(Dataset entries)
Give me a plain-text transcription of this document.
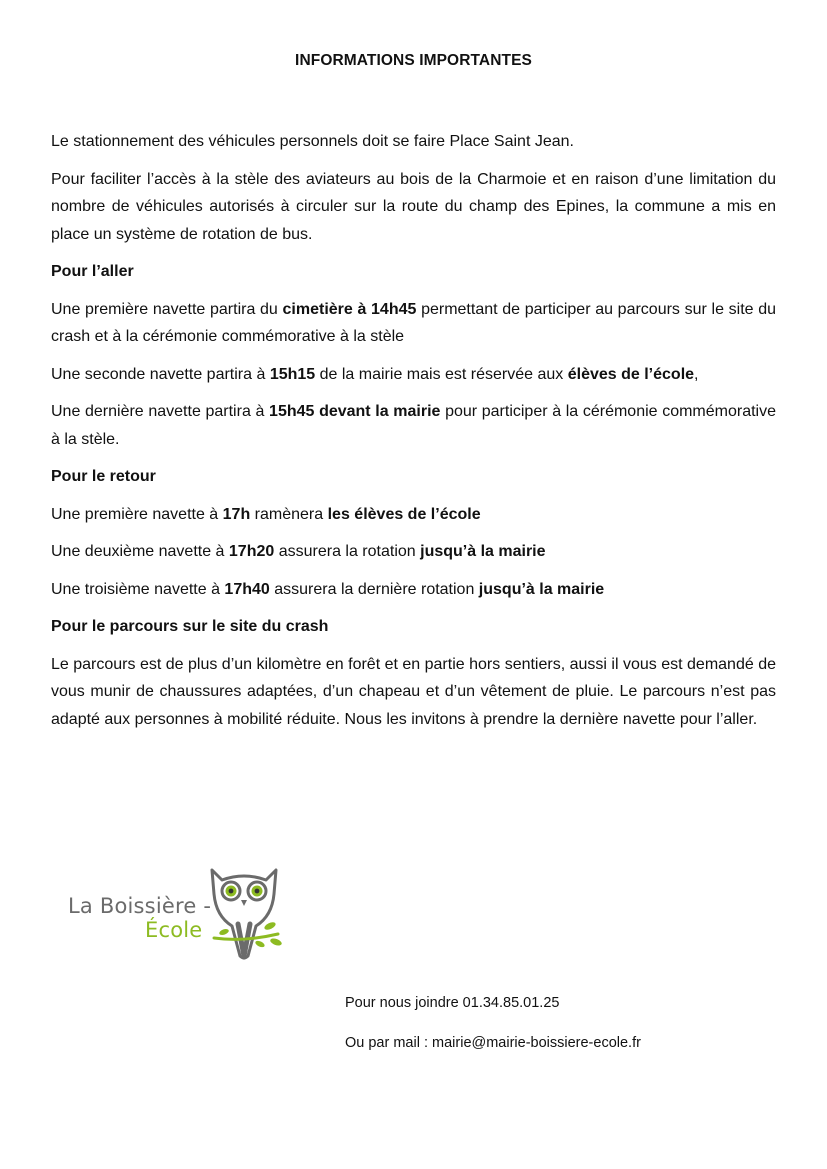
INFORMATIONS IMPORTANTES

Le stationnement des véhicules personnels doit se faire Place Saint Jean.

Pour faciliter l’accès à la stèle des aviateurs au bois de la Charmoie et en raison d’une limitation du nombre de véhicules autorisés à circuler sur la route du champ des Epines, la commune a mis en place un système de rotation de bus.

Pour l’aller

Une première navette partira du cimetière à 14h45 permettant de participer au parcours sur le site du crash et à la cérémonie commémorative à la stèle

Une seconde navette partira à 15h15 de la mairie mais est réservée aux élèves de l’école,

Une dernière navette partira à 15h45 devant la mairie pour participer à la cérémonie commémorative à la stèle.

Pour le retour

Une première navette à 17h ramènera les élèves de l’école

Une deuxième navette à 17h20 assurera la rotation jusqu’à la mairie

Une troisième navette à 17h40 assurera la dernière rotation jusqu’à la mairie

Pour le parcours sur le site du crash

Le parcours est de plus d’un kilomètre en forêt et en partie hors sentiers, aussi il vous est demandé de vous munir de chaussures adaptées, d’un chapeau et d’un vêtement de pluie. Le parcours n’est pas adapté aux personnes à mobilité réduite. Nous les invitons à prendre la dernière navette pour l’aller.

La Boissière -
École
Pour nous joindre 01.34.85.01.25
Ou par mail : mairie@mairie-boissiere-ecole.fr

:: EXERCISE DETAILS ::
Every line in the data that holds "assurera" should be copied out.

:: COMPLETE ANSWER ::
Une deuxième navette à 17h20 assurera la rotation jusqu’à la mairie
Une troisième navette à 17h40 assurera la dernière rotation jusqu’à la mairie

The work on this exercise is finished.